[START OF RAW DATA]

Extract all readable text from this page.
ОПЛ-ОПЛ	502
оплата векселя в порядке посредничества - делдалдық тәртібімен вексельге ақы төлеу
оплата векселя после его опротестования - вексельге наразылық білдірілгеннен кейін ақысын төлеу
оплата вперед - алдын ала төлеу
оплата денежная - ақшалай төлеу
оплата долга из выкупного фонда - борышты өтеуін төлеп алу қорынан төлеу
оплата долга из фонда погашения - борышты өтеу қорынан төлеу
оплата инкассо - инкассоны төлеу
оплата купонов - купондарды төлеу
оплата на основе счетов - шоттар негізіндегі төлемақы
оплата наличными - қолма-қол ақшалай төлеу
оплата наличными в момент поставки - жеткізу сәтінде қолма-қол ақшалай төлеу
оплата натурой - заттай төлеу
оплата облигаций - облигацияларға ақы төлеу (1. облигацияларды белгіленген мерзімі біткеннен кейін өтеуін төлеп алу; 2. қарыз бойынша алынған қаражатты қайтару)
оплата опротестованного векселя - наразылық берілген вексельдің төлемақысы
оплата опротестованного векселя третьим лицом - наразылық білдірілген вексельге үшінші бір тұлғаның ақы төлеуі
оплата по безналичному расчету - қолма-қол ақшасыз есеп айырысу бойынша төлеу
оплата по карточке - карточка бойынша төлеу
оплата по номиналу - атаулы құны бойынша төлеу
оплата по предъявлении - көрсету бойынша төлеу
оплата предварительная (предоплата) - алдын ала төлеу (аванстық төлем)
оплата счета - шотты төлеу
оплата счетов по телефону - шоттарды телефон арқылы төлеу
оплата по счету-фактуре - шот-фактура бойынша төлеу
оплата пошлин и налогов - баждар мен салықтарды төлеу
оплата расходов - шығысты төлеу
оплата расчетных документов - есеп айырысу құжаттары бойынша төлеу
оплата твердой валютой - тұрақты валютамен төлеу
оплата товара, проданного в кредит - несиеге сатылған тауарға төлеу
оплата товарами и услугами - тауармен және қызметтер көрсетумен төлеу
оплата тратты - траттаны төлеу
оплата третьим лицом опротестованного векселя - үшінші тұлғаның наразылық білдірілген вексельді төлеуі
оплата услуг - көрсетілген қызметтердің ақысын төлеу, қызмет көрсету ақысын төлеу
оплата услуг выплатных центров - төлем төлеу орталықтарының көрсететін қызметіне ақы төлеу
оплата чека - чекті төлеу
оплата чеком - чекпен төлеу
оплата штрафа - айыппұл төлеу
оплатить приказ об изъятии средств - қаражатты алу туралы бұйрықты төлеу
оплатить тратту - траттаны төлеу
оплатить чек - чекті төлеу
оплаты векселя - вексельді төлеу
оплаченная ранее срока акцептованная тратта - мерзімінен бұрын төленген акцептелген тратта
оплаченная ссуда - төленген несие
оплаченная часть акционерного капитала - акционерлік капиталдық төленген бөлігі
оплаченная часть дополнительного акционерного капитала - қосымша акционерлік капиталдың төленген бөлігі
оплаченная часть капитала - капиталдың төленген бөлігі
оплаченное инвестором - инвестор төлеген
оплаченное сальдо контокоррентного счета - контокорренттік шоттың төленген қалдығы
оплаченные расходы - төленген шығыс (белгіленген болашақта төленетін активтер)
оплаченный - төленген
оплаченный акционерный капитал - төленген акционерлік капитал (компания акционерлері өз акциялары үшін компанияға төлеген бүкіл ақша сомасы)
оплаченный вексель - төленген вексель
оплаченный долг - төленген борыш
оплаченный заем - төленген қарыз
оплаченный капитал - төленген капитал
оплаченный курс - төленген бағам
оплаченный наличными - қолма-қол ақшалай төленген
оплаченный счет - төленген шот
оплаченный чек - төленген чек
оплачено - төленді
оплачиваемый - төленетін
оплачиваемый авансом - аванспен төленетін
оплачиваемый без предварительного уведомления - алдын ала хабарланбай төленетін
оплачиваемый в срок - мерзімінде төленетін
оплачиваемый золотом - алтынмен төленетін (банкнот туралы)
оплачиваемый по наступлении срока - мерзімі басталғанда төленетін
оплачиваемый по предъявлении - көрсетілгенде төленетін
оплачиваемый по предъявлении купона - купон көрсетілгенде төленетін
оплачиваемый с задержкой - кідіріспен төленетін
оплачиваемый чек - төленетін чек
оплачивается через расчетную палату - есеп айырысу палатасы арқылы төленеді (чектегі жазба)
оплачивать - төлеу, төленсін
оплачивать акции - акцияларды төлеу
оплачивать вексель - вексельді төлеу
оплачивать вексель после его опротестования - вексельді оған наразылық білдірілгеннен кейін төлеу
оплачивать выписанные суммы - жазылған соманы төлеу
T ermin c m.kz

[END OF RAW DATA]

● **GIVEN TASK**: Of the lines above, how many include the word "лицом"? Reply with the number alone.

● **ANSWER TO THE TASK**: 2